• **MATERIAL**

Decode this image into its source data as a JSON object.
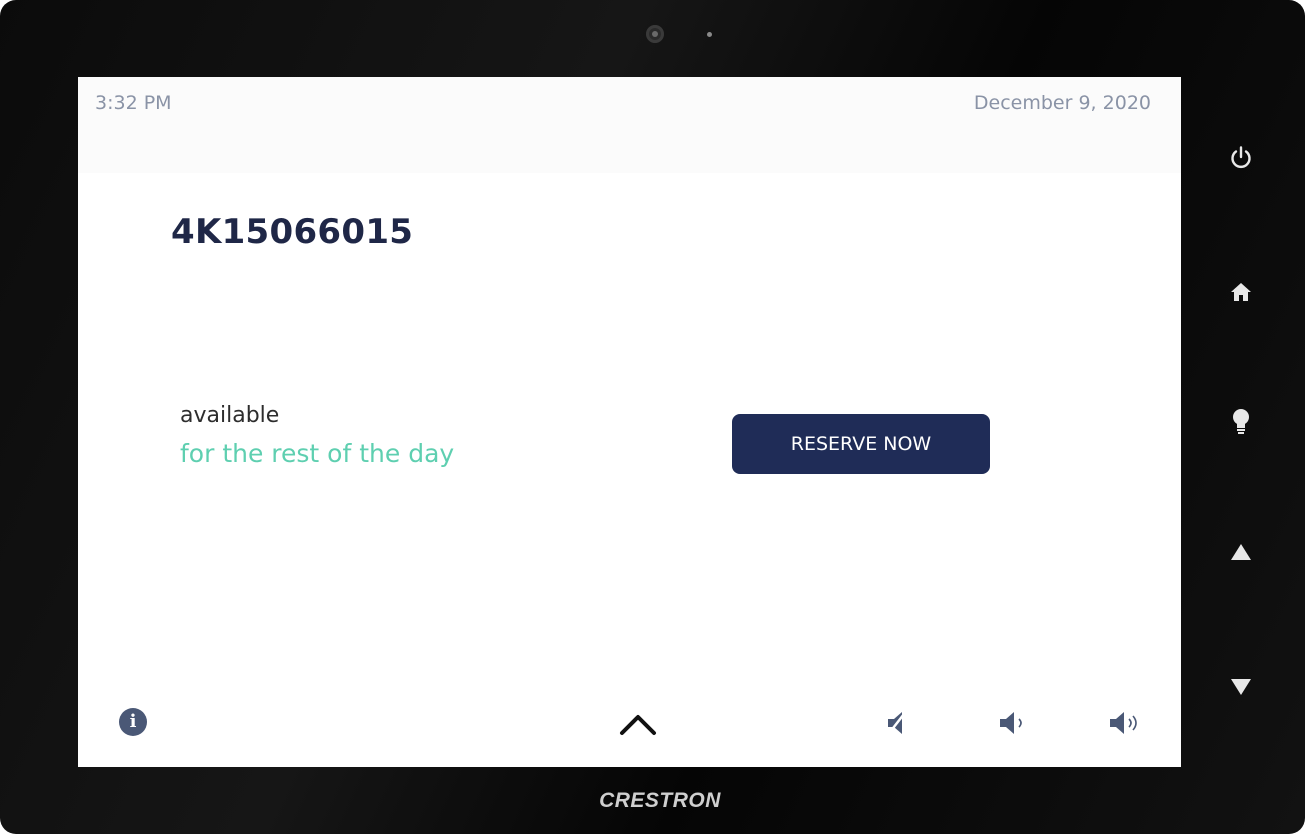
{
  "status_bar": {
    "time": "3:32 PM",
    "date": "December 9, 2020"
  },
  "room": {
    "name": "4K15066015"
  },
  "availability": {
    "status": "available",
    "detail": "for the rest of the day"
  },
  "actions": {
    "reserve_label": "RESERVE NOW"
  },
  "bottom_bar": {
    "icons": [
      "info-icon",
      "chevron-up-icon",
      "volume-mute-icon",
      "volume-down-icon",
      "volume-up-icon"
    ]
  },
  "device": {
    "brand": "CRESTRON",
    "side_buttons": [
      "power-icon",
      "home-icon",
      "lightbulb-icon",
      "arrow-up-icon",
      "arrow-down-icon"
    ]
  },
  "colors": {
    "accent_navy": "#1f2c57",
    "available_green": "#5ecfb0",
    "muted_text": "#8a93a6"
  }
}
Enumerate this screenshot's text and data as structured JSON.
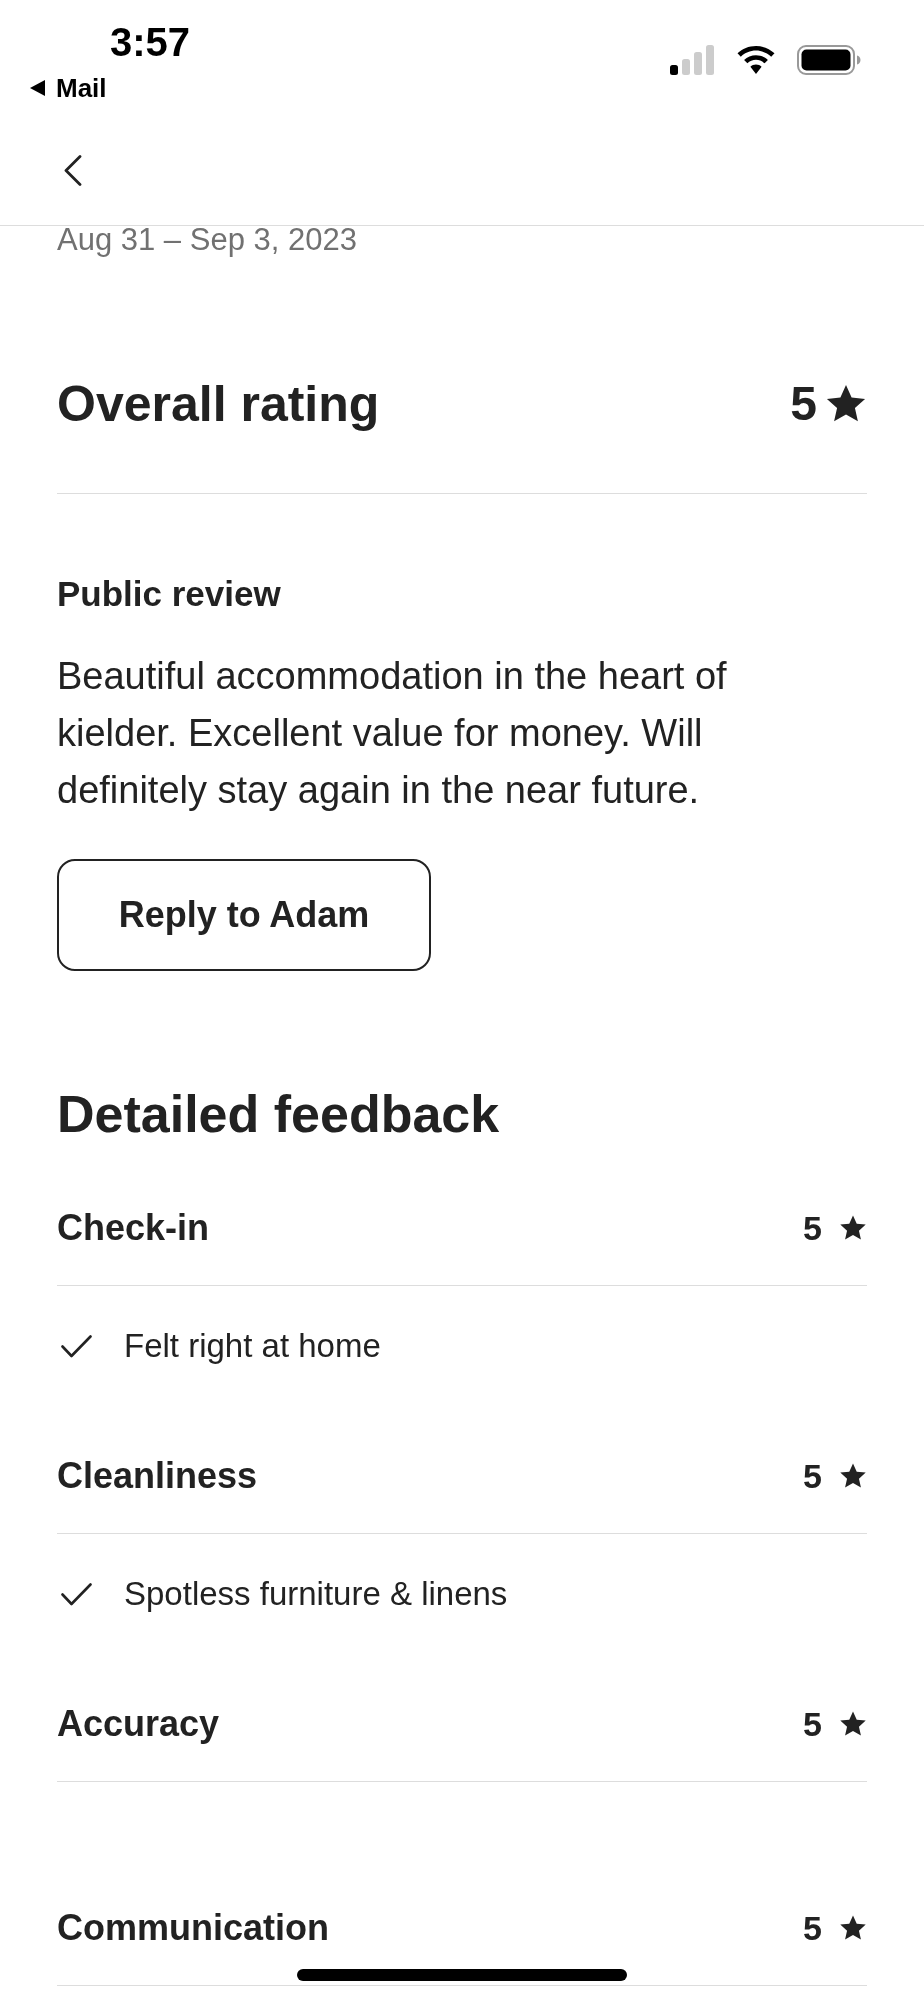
{
  "status_bar": {
    "time": "3:57",
    "back_label": "Mail"
  },
  "stay_dates": "Aug 31 – Sep 3, 2023",
  "overall": {
    "title": "Overall rating",
    "rating": "5"
  },
  "public_review": {
    "heading": "Public review",
    "text": "Beautiful accommodation in the heart of kielder. Excellent value for money. Will definitely stay again in the near future.",
    "reply_button": "Reply to Adam"
  },
  "detailed_feedback": {
    "title": "Detailed feedback",
    "categories": [
      {
        "name": "Check-in",
        "rating": "5",
        "highlights": [
          "Felt right at home"
        ]
      },
      {
        "name": "Cleanliness",
        "rating": "5",
        "highlights": [
          "Spotless furniture & linens"
        ]
      },
      {
        "name": "Accuracy",
        "rating": "5"
      },
      {
        "name": "Communication",
        "rating": "5"
      }
    ]
  }
}
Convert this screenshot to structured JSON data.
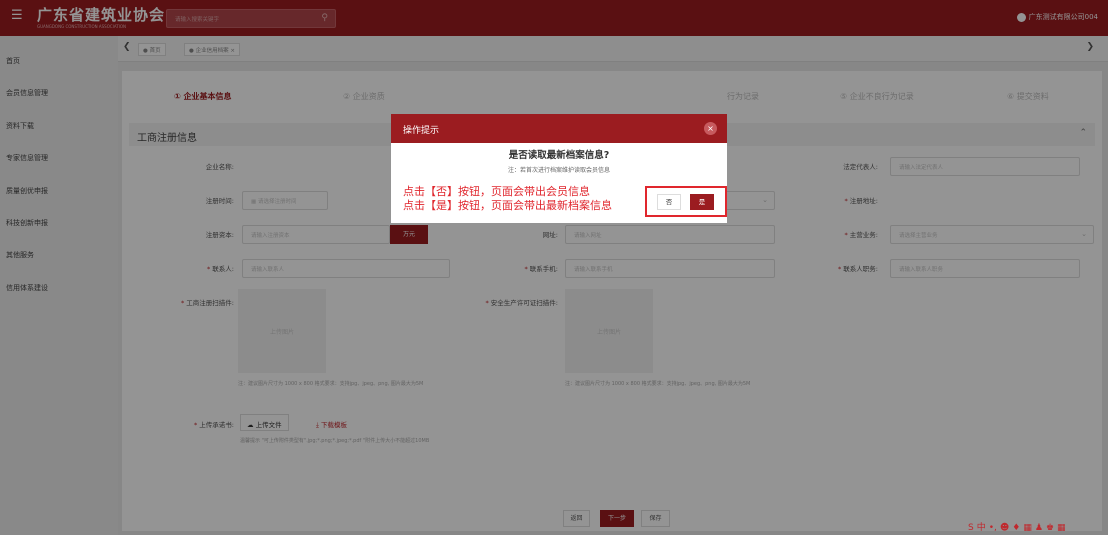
{
  "header": {
    "logo_title": "广东省建筑业协会",
    "logo_subtitle": "GUANGDONG CONSTRUCTION ASSOCIATION",
    "search_placeholder": "请输入搜索关键字",
    "user_name": "广东测试有限公司004",
    "menu_icon": "menu-icon",
    "search_icon": "search-icon"
  },
  "sidebar": {
    "items": [
      {
        "label": "首页"
      },
      {
        "label": "会员信息管理"
      },
      {
        "label": "资料下载"
      },
      {
        "label": "专家信息管理"
      },
      {
        "label": "质量创优申报"
      },
      {
        "label": "科技创新申报"
      },
      {
        "label": "其他服务"
      },
      {
        "label": "信用体系建设"
      }
    ]
  },
  "tabs": {
    "items": [
      {
        "label": "首页"
      },
      {
        "label": "企业信用档案"
      }
    ],
    "close_glyph": "×"
  },
  "steps": [
    {
      "label": "① 企业基本信息"
    },
    {
      "label": "② 企业资质"
    },
    {
      "label": "行为记录"
    },
    {
      "label": "⑤ 企业不良行为记录"
    },
    {
      "label": "⑥ 提交资料"
    }
  ],
  "section": {
    "title": "工商注册信息"
  },
  "form": {
    "company_name_label": "企业名称:",
    "legal_rep_label": "法定代表人:",
    "legal_rep_placeholder": "请输入法定代表人",
    "reg_time_label": "注册时间:",
    "reg_time_placeholder": "请选择注册时间",
    "reg_address_label": "注册地址:",
    "reg_capital_label": "注册资本:",
    "reg_capital_placeholder": "请输入注册资本",
    "capital_unit": "万元",
    "website_label": "网址:",
    "website_placeholder": "请输入网址",
    "main_business_label": "主营业务:",
    "main_business_placeholder": "请选择主营业务",
    "contact_label": "联系人:",
    "contact_placeholder": "请输入联系人",
    "contact_phone_label": "联系手机:",
    "contact_phone_placeholder": "请输入联系手机",
    "contact_title_label": "联系人职务:",
    "contact_title_placeholder": "请输入联系人职务",
    "biz_license_label": "工商注册扫描件:",
    "safety_license_label": "安全生产许可证扫描件:",
    "upload_image_text": "上传图片",
    "upload_tip": "注：建议图片尺寸为 1000 x 800 格式要求：支持jpg、jpeg、png, 图片最大为5M",
    "commitment_label": "上传承诺书:",
    "upload_file_button": "上传文件",
    "download_template_link": "下载模板",
    "commitment_tip": "温馨提示 \"可上传附件类型有\".jpg;*.png;*.jpeg;*.pdf \"附件上传大小不能超过10MB"
  },
  "bottom_buttons": {
    "back": "返回",
    "next": "下一步",
    "save": "保存"
  },
  "modal": {
    "title": "操作提示",
    "close_glyph": "×",
    "question": "是否读取最新档案信息?",
    "note": "注：若首次进行档案维护读取会员信息",
    "no_button": "否",
    "yes_button": "是"
  },
  "annotation": {
    "line1": "点击【否】按钮，页面会带出会员信息",
    "line2": "点击【是】按钮，页面会带出最新档案信息"
  },
  "ime_toolbar": {
    "items": [
      "S",
      "中",
      "•,",
      "☻",
      "♦",
      "▦",
      "♟",
      "♚",
      "▦"
    ]
  },
  "colors": {
    "brand": "#9b1c20",
    "annotation": "#e0262d"
  }
}
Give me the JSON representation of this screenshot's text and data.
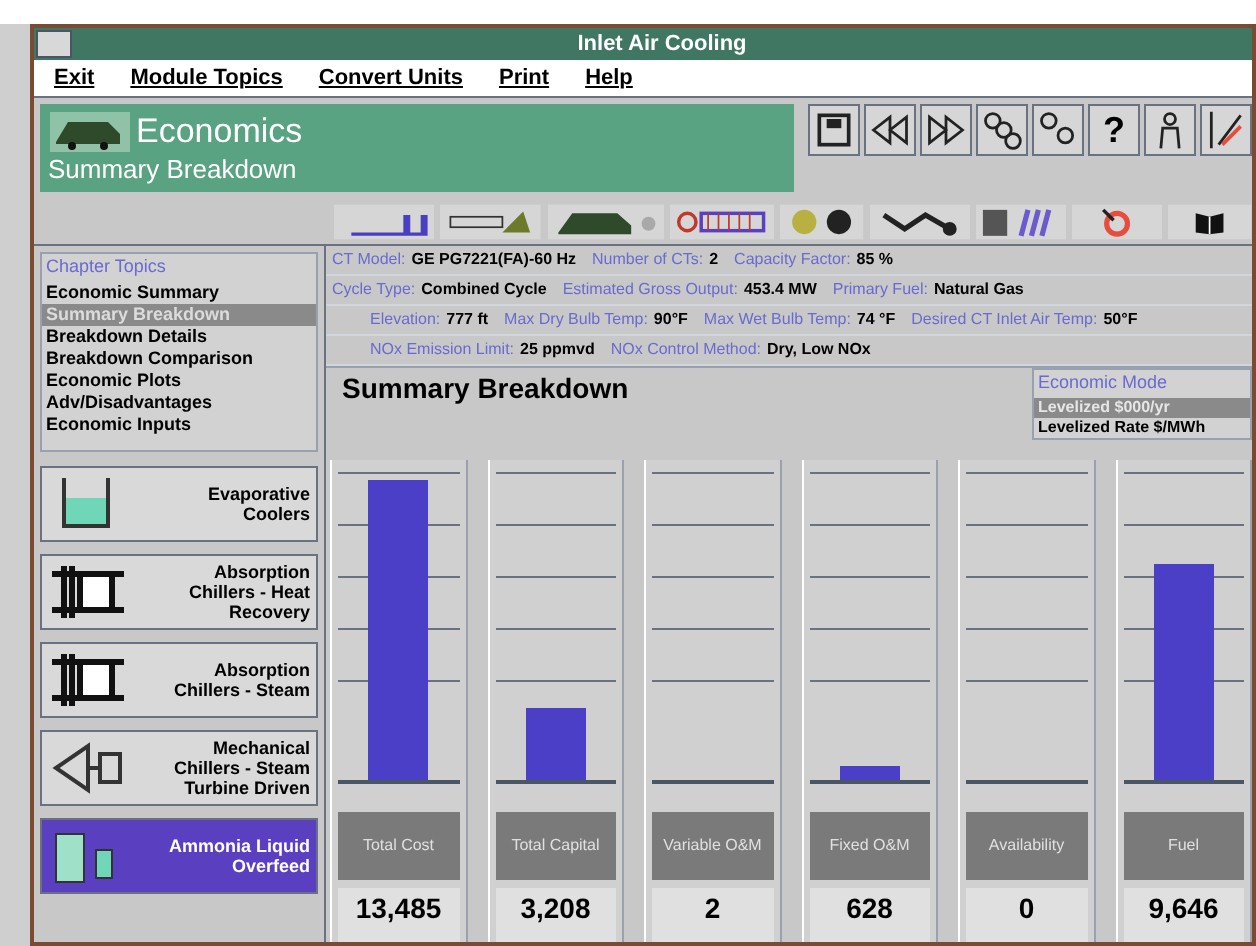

• **YOUR GOAL**
Quote the preceding listing precisely and completely, omitting its images.

• **TASK SOLUTION**
Decode this image into its source data as a JSON object.
{
  "status_bar": {
    "time": "3:32 PM",
    "date": "December 9, 2020"
  },
  "room": {
    "name": "4K15066015"
  },
  "availability": {
    "status": "available",
    "detail": "for the rest of the day"
  },
  "actions": {
    "reserve_label": "RESERVE NOW"
  },
  "bottom_bar": {
    "icons": [
      "info-icon",
      "chevron-up-icon",
      "volume-mute-icon",
      "volume-down-icon",
      "volume-up-icon"
    ]
  },
  "device": {
    "brand": "CRESTRON",
    "side_buttons": [
      "power-icon",
      "home-icon",
      "lightbulb-icon",
      "arrow-up-icon",
      "arrow-down-icon"
    ]
  },
  "colors": {
    "accent_navy": "#1f2c57",
    "available_green": "#5ecfb0",
    "muted_text": "#8a93a6"
  }
}
Enumerate this screenshot's text and data as structured JSON.
{
  "status_bar": {
    "time": "3:57",
    "back_label": "Mail"
  },
  "stay_dates": "Aug 31 – Sep 3, 2023",
  "overall": {
    "title": "Overall rating",
    "rating": "5"
  },
  "public_review": {
    "heading": "Public review",
    "text": "Beautiful accommodation in the heart of kielder. Excellent value for money. Will definitely stay again in the near future.",
    "reply_button": "Reply to Adam"
  },
  "detailed_feedback": {
    "title": "Detailed feedback",
    "categories": [
      {
        "name": "Check-in",
        "rating": "5",
        "highlights": [
          "Felt right at home"
        ]
      },
      {
        "name": "Cleanliness",
        "rating": "5",
        "highlights": [
          "Spotless furniture & linens"
        ]
      },
      {
        "name": "Accuracy",
        "rating": "5"
      },
      {
        "name": "Communication",
        "rating": "5"
      }
    ]
  }
}
Convert this screenshot to structured JSON data.
{
  "header": {
    "logo_title": "广东省建筑业协会",
    "logo_subtitle": "GUANGDONG CONSTRUCTION ASSOCIATION",
    "search_placeholder": "请输入搜索关键字",
    "user_name": "广东测试有限公司004",
    "menu_icon": "menu-icon",
    "search_icon": "search-icon"
  },
  "sidebar": {
    "items": [
      {
        "label": "首页"
      },
      {
        "label": "会员信息管理"
      },
      {
        "label": "资料下载"
      },
      {
        "label": "专家信息管理"
      },
      {
        "label": "质量创优申报"
      },
      {
        "label": "科技创新申报"
      },
      {
        "label": "其他服务"
      },
      {
        "label": "信用体系建设"
      }
    ]
  },
  "tabs": {
    "items": [
      {
        "label": "首页"
      },
      {
        "label": "企业信用档案"
      }
    ],
    "close_glyph": "×"
  },
  "steps": [
    {
      "label": "① 企业基本信息"
    },
    {
      "label": "② 企业资质"
    },
    {
      "label": "行为记录"
    },
    {
      "label": "⑤ 企业不良行为记录"
    },
    {
      "label": "⑥ 提交资料"
    }
  ],
  "section": {
    "title": "工商注册信息"
  },
  "form": {
    "company_name_label": "企业名称:",
    "legal_rep_label": "法定代表人:",
    "legal_rep_placeholder": "请输入法定代表人",
    "reg_time_label": "注册时间:",
    "reg_time_placeholder": "请选择注册时间",
    "reg_address_label": "注册地址:",
    "reg_capital_label": "注册资本:",
    "reg_capital_placeholder": "请输入注册资本",
    "capital_unit": "万元",
    "website_label": "网址:",
    "website_placeholder": "请输入网址",
    "main_business_label": "主营业务:",
    "main_business_placeholder": "请选择主营业务",
    "contact_label": "联系人:",
    "contact_placeholder": "请输入联系人",
    "contact_phone_label": "联系手机:",
    "contact_phone_placeholder": "请输入联系手机",
    "contact_title_label": "联系人职务:",
    "contact_title_placeholder": "请输入联系人职务",
    "biz_license_label": "工商注册扫描件:",
    "safety_license_label": "安全生产许可证扫描件:",
    "upload_image_text": "上传图片",
    "upload_tip": "注：建议图片尺寸为 1000 x 800 格式要求：支持jpg、jpeg、png, 图片最大为5M",
    "commitment_label": "上传承诺书:",
    "upload_file_button": "上传文件",
    "download_template_link": "下载模板",
    "commitment_tip": "温馨提示 \"可上传附件类型有\".jpg;*.png;*.jpeg;*.pdf \"附件上传大小不能超过10MB"
  },
  "bottom_buttons": {
    "back": "返回",
    "next": "下一步",
    "save": "保存"
  },
  "modal": {
    "title": "操作提示",
    "close_glyph": "×",
    "question": "是否读取最新档案信息?",
    "note": "注：若首次进行档案维护读取会员信息",
    "no_button": "否",
    "yes_button": "是"
  },
  "annotation": {
    "line1": "点击【否】按钮，页面会带出会员信息",
    "line2": "点击【是】按钮，页面会带出最新档案信息"
  },
  "ime_toolbar": {
    "items": [
      "S",
      "中",
      "•,",
      "☻",
      "♦",
      "▦",
      "♟",
      "♚",
      "▦"
    ]
  },
  "colors": {
    "brand": "#9b1c20",
    "annotation": "#e0262d"
  }
}
Give me the JSON representation of this screenshot's text and data.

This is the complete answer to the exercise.